TO DO> Count the lines below that contain "бейка". Give only the number.

Dataset items>
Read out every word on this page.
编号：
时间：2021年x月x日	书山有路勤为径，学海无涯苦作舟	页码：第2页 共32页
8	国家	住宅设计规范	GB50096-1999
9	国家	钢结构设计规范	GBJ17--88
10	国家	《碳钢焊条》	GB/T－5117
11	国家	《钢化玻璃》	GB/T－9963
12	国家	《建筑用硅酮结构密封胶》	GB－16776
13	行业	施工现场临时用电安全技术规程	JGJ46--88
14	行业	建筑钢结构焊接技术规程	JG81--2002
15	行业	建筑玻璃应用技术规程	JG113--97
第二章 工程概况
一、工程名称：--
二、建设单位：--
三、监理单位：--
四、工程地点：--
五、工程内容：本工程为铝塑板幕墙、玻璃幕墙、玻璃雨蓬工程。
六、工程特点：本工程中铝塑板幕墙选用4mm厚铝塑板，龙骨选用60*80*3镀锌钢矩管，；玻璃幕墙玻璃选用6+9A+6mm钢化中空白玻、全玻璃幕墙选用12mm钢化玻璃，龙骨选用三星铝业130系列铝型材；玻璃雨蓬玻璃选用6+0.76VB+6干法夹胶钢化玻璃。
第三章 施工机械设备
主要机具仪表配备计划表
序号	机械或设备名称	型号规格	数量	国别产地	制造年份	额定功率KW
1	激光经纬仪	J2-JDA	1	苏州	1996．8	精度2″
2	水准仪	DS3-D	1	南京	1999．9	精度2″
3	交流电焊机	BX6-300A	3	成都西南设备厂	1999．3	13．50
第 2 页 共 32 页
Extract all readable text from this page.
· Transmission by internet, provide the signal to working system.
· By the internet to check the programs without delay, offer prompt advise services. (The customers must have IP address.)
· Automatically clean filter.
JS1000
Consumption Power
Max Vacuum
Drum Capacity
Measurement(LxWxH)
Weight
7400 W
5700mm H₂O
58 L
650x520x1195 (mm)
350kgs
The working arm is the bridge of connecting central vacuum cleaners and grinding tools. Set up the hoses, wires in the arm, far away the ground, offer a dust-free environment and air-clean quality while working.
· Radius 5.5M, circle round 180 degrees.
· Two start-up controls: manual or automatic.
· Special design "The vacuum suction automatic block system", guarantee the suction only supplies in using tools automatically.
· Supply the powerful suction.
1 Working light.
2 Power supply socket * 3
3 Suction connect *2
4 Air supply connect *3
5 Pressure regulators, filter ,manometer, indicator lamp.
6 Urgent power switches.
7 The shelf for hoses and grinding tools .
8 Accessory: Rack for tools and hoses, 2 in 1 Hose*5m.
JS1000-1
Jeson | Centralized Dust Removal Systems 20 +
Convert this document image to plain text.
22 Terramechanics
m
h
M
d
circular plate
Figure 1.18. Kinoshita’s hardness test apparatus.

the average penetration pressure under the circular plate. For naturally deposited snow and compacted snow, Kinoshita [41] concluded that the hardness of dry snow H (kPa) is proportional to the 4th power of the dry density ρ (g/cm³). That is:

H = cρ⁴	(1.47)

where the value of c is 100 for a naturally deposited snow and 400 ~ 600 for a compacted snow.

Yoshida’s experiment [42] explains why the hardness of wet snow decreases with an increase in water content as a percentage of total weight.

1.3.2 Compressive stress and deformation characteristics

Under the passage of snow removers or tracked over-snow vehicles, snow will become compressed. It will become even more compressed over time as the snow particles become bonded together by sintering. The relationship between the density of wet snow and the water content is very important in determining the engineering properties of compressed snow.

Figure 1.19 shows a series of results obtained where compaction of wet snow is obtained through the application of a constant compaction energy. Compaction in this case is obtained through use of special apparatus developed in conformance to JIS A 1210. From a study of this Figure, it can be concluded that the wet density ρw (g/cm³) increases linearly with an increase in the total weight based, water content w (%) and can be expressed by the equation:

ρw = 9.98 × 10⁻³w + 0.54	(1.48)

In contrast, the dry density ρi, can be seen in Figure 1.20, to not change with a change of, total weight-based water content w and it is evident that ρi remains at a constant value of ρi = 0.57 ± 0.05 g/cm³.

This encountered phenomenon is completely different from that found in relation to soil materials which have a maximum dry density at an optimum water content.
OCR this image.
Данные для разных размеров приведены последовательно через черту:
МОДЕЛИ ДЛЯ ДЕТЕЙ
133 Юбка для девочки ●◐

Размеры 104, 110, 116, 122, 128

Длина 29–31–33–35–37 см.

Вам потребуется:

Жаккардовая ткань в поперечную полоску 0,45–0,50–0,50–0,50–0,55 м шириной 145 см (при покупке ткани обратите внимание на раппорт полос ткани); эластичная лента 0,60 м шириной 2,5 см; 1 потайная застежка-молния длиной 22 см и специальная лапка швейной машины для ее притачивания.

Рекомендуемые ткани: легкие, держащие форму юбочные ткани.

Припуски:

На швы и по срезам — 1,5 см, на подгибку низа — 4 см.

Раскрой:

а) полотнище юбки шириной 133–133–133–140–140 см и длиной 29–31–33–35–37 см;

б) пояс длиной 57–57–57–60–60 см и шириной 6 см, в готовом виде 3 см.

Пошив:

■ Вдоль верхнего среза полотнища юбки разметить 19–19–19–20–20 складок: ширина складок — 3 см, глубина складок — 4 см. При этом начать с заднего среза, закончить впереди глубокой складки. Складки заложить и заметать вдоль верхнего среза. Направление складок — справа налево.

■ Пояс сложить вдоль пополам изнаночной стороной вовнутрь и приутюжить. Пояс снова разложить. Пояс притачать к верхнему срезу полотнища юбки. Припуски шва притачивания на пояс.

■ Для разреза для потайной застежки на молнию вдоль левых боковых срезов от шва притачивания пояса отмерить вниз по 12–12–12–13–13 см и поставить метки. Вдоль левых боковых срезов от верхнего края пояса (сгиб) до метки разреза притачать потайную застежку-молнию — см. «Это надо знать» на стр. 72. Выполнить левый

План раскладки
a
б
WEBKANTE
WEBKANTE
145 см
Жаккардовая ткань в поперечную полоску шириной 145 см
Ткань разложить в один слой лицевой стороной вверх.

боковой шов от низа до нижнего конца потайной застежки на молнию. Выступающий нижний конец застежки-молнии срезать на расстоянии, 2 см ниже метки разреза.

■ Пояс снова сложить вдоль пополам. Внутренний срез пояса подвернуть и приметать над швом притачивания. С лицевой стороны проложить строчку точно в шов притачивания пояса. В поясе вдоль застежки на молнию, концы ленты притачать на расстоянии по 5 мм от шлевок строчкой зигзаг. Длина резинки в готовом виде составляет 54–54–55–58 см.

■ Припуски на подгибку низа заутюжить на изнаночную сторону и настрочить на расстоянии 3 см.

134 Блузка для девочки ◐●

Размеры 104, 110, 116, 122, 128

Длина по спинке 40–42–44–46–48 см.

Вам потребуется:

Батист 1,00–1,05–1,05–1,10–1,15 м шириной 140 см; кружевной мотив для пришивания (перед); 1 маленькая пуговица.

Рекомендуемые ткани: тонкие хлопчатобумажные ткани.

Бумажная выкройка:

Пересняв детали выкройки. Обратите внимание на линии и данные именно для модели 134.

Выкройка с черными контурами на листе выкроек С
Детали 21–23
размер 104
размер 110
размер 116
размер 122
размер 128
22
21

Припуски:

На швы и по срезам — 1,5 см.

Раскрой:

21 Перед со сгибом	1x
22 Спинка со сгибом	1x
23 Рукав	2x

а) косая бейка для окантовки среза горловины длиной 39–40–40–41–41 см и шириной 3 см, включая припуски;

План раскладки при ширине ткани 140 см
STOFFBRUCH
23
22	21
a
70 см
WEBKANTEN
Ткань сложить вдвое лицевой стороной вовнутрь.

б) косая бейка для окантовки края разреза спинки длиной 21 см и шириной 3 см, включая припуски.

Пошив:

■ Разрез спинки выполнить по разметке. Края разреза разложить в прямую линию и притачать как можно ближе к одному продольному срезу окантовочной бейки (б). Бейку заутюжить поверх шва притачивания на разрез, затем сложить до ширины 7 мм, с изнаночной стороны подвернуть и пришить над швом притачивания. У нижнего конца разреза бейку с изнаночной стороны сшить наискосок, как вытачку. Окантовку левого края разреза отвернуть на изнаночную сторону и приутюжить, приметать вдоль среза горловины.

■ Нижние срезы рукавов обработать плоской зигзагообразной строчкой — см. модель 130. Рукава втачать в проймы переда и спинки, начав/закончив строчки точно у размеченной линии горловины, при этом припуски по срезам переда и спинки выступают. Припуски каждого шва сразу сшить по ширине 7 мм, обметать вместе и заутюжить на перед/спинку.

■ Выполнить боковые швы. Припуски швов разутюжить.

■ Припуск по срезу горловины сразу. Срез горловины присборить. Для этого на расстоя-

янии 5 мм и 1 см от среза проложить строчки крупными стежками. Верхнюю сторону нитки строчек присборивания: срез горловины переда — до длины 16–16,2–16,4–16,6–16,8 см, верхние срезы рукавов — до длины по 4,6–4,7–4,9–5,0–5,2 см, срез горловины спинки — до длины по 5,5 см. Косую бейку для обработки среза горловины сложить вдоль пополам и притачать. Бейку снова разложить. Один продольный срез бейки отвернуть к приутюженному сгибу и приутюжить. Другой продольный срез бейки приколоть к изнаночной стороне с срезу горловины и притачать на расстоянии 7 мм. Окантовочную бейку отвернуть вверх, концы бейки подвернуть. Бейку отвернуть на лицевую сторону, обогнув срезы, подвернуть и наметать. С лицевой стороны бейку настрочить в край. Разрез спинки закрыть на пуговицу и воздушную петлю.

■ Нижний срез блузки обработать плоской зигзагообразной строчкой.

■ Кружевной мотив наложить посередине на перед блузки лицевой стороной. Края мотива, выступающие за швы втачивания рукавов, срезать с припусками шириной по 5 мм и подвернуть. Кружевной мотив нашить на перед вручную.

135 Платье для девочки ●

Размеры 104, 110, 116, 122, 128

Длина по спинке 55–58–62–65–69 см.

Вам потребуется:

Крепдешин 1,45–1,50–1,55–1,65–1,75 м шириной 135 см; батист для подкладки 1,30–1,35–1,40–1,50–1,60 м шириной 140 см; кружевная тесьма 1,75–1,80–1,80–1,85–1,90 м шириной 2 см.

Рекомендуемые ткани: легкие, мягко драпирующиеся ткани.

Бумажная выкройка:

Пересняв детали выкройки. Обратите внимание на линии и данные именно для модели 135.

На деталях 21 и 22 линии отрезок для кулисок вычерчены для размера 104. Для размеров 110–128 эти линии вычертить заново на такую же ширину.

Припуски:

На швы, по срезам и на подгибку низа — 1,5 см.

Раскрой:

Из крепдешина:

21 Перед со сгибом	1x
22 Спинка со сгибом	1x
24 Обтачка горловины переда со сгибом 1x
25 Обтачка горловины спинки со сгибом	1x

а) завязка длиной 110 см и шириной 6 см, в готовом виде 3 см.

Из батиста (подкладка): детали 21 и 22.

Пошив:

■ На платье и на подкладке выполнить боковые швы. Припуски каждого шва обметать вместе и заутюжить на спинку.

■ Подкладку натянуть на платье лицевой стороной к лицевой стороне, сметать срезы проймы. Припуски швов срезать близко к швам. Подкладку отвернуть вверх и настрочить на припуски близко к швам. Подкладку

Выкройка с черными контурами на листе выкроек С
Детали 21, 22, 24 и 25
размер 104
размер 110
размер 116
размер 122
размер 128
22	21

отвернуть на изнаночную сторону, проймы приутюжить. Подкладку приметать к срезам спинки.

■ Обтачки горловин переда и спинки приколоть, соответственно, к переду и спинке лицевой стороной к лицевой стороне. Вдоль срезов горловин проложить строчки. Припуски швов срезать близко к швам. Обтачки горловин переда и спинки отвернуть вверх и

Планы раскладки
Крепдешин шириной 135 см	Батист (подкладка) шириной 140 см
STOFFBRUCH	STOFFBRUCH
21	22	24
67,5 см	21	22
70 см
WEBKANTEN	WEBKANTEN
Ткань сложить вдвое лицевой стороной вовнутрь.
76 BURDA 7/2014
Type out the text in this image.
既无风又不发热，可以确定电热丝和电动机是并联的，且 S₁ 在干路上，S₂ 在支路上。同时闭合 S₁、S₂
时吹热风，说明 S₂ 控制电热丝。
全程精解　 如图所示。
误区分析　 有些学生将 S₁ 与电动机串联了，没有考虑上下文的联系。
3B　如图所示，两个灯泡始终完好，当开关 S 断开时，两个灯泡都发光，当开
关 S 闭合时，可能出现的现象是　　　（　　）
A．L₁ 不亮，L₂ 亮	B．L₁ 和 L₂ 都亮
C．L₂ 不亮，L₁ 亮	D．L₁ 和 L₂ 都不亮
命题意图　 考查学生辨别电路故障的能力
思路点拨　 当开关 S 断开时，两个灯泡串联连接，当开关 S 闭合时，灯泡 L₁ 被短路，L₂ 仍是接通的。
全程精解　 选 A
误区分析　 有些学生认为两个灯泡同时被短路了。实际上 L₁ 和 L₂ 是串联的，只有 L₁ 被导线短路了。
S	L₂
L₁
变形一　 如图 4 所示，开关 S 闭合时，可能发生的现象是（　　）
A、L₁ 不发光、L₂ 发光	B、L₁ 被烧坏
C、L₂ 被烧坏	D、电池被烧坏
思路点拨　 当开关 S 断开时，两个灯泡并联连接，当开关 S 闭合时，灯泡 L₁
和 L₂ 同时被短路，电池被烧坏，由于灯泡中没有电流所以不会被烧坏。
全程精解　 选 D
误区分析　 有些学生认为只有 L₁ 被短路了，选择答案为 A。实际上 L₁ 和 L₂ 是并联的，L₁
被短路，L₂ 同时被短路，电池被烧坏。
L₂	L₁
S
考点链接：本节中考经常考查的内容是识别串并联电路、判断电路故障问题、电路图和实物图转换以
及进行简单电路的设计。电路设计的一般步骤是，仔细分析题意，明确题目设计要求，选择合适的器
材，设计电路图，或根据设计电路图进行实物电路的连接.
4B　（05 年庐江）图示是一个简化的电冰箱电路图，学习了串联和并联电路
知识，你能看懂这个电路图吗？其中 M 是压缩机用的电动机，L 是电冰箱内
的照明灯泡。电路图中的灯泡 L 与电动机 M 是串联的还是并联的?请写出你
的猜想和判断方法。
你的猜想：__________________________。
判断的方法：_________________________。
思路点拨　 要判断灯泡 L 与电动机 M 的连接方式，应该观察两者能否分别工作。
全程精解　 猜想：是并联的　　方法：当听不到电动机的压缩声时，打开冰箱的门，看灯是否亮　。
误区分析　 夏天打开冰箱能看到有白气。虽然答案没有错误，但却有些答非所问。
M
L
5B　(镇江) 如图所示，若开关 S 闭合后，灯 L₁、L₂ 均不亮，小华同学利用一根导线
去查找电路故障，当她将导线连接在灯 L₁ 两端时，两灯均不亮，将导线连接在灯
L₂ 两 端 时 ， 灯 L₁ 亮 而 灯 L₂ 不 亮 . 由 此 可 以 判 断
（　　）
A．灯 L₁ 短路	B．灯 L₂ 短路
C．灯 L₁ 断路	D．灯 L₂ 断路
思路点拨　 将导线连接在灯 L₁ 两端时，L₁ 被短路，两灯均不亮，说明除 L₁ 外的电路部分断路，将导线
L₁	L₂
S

EXERCISE ANSWER> 2